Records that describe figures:
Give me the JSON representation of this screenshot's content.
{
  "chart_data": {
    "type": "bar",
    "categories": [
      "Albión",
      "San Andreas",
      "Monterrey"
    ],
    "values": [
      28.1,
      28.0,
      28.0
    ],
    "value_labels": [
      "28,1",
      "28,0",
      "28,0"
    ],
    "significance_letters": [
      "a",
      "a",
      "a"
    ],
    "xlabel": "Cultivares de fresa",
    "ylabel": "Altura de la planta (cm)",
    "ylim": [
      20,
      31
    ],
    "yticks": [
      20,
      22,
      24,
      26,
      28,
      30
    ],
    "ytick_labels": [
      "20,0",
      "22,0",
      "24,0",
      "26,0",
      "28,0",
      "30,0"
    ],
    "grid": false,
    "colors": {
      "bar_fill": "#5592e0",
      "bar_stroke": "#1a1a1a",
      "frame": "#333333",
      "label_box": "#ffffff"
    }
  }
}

CHALLENGE - Repeat all of the entries exactly.

SOLUTION TO THIS TASK -
Give me the JSON representation of this screenshot's content.
{
  "chart_data": {
    "type": "bar",
    "categories": [
      "Albión",
      "San Andreas",
      "Monterrey"
    ],
    "values": [
      28.1,
      28.0,
      28.0
    ],
    "value_labels": [
      "28,1",
      "28,0",
      "28,0"
    ],
    "significance_letters": [
      "a",
      "a",
      "a"
    ],
    "xlabel": "Cultivares de fresa",
    "ylabel": "Altura de la planta (cm)",
    "ylim": [
      20,
      31
    ],
    "yticks": [
      20,
      22,
      24,
      26,
      28,
      30
    ],
    "ytick_labels": [
      "20,0",
      "22,0",
      "24,0",
      "26,0",
      "28,0",
      "30,0"
    ],
    "grid": false,
    "colors": {
      "bar_fill": "#5592e0",
      "bar_stroke": "#1a1a1a",
      "frame": "#333333",
      "label_box": "#ffffff"
    }
  }
}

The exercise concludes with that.